REQUEST | Where the data below has the string "detail", return the whole line.

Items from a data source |

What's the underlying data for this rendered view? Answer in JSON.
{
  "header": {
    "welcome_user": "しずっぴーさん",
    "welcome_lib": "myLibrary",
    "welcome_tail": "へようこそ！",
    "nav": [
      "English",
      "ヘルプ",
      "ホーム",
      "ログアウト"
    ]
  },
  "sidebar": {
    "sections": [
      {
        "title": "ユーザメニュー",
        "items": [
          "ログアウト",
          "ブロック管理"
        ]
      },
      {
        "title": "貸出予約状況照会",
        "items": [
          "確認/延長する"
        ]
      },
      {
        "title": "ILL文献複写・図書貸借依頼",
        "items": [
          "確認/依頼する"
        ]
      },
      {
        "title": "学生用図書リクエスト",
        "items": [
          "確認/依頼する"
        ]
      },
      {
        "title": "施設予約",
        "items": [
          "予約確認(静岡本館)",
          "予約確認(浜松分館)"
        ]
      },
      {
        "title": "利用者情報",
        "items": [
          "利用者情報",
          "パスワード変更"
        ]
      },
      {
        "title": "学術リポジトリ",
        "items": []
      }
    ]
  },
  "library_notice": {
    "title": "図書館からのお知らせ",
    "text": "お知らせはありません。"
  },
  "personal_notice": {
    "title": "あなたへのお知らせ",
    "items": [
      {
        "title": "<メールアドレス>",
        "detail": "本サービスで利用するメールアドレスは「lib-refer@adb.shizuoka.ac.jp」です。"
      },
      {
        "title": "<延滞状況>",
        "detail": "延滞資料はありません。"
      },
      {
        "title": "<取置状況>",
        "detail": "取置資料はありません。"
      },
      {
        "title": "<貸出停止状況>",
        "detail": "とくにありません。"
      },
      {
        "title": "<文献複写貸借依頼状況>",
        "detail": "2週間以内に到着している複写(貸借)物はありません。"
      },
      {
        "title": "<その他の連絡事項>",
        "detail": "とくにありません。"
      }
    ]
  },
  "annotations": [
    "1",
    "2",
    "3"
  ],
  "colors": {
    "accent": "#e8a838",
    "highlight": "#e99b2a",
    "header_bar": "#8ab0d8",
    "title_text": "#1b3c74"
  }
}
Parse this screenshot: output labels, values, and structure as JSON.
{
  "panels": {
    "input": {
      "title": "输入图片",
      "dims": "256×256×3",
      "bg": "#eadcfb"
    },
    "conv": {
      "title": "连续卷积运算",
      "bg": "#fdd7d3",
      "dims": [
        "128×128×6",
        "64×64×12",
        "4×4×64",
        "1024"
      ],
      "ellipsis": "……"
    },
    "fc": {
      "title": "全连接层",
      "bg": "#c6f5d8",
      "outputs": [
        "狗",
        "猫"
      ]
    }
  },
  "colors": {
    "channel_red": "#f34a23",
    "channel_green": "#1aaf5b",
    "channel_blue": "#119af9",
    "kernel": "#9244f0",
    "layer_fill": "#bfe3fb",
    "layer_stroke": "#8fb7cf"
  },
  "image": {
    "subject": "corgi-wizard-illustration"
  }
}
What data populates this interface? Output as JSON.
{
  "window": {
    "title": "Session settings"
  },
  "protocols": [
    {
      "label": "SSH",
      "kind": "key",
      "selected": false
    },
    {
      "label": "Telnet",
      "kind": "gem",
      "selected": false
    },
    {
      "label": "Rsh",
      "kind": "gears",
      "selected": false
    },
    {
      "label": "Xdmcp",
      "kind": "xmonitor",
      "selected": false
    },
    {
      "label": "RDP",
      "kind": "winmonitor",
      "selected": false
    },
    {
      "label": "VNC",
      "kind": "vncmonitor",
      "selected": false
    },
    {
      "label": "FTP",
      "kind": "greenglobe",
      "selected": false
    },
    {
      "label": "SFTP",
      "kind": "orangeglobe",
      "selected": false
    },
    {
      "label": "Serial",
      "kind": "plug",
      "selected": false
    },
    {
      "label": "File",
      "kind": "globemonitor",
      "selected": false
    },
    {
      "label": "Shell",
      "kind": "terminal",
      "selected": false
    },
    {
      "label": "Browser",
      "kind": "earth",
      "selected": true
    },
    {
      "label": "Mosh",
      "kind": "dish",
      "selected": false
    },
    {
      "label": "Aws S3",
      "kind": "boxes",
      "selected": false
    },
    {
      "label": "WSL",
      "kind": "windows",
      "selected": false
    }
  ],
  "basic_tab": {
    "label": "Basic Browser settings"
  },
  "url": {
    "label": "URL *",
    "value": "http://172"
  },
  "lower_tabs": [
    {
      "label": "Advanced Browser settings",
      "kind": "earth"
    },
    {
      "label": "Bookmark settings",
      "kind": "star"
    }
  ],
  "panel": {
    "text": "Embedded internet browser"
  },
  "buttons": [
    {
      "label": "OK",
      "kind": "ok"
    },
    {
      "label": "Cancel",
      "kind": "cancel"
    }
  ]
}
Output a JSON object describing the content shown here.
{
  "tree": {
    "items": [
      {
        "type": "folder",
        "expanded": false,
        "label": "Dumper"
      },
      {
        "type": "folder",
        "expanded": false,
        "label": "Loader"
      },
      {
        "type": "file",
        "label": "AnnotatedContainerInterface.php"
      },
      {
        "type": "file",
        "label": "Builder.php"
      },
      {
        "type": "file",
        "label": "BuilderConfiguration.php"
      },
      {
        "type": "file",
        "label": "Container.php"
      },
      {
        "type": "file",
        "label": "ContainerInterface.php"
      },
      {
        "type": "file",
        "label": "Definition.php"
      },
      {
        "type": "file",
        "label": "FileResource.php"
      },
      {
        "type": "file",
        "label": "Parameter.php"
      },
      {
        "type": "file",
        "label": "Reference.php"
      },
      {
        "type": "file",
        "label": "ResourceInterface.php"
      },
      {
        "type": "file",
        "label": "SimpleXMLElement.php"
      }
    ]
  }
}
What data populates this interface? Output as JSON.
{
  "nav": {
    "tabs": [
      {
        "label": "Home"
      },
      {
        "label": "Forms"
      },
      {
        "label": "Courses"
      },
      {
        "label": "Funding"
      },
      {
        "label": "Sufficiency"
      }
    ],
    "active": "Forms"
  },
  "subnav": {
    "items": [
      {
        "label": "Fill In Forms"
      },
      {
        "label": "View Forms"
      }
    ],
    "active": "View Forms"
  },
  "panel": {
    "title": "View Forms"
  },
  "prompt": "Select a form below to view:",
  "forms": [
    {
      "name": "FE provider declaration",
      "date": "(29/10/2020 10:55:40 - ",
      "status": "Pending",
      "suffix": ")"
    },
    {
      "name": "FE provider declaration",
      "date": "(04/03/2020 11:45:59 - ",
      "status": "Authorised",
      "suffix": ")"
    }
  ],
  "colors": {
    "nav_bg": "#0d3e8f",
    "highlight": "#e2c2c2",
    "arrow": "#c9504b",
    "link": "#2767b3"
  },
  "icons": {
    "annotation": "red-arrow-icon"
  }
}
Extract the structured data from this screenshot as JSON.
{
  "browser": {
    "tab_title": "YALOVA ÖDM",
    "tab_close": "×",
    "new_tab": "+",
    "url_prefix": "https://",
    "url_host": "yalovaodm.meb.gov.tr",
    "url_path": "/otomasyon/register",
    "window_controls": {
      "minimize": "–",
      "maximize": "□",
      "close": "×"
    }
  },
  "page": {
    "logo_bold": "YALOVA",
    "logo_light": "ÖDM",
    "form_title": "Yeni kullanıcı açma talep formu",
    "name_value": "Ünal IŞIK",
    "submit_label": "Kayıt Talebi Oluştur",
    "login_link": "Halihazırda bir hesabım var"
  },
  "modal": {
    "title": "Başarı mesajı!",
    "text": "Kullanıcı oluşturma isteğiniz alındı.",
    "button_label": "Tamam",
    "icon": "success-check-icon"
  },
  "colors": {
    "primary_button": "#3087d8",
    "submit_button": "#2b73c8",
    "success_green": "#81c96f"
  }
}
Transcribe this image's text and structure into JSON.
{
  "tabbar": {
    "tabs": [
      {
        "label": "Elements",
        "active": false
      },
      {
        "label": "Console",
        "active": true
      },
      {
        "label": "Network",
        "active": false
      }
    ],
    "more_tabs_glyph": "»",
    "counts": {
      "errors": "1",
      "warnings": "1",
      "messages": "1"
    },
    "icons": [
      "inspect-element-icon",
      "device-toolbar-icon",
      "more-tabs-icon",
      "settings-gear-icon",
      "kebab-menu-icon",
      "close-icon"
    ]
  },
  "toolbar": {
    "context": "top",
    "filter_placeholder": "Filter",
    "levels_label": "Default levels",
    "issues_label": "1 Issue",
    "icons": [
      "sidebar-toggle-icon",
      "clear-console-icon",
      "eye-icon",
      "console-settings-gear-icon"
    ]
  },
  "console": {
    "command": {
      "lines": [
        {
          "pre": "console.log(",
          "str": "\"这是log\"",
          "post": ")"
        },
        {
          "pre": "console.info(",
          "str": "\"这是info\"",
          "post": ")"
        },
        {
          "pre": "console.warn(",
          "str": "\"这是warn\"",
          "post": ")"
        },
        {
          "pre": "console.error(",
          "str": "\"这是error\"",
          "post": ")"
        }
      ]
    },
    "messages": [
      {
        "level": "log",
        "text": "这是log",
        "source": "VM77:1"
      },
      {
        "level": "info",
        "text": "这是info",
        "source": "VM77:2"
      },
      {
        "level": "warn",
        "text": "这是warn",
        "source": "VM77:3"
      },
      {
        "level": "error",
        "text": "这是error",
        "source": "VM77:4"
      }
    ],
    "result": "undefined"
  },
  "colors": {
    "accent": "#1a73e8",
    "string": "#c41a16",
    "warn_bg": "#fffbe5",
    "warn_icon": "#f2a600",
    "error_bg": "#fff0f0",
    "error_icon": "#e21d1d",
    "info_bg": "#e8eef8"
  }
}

ANSWER TO THIS PROBLEM |
        "detail": "本サービスで利用するメールアドレスは「lib-refer@adb.shizuoka.ac.jp」です。"
        "detail": "延滞資料はありません。"
        "detail": "取置資料はありません。"
        "detail": "とくにありません。"
        "detail": "2週間以内に到着している複写(貸借)物はありません。"
        "detail": "とくにありません。"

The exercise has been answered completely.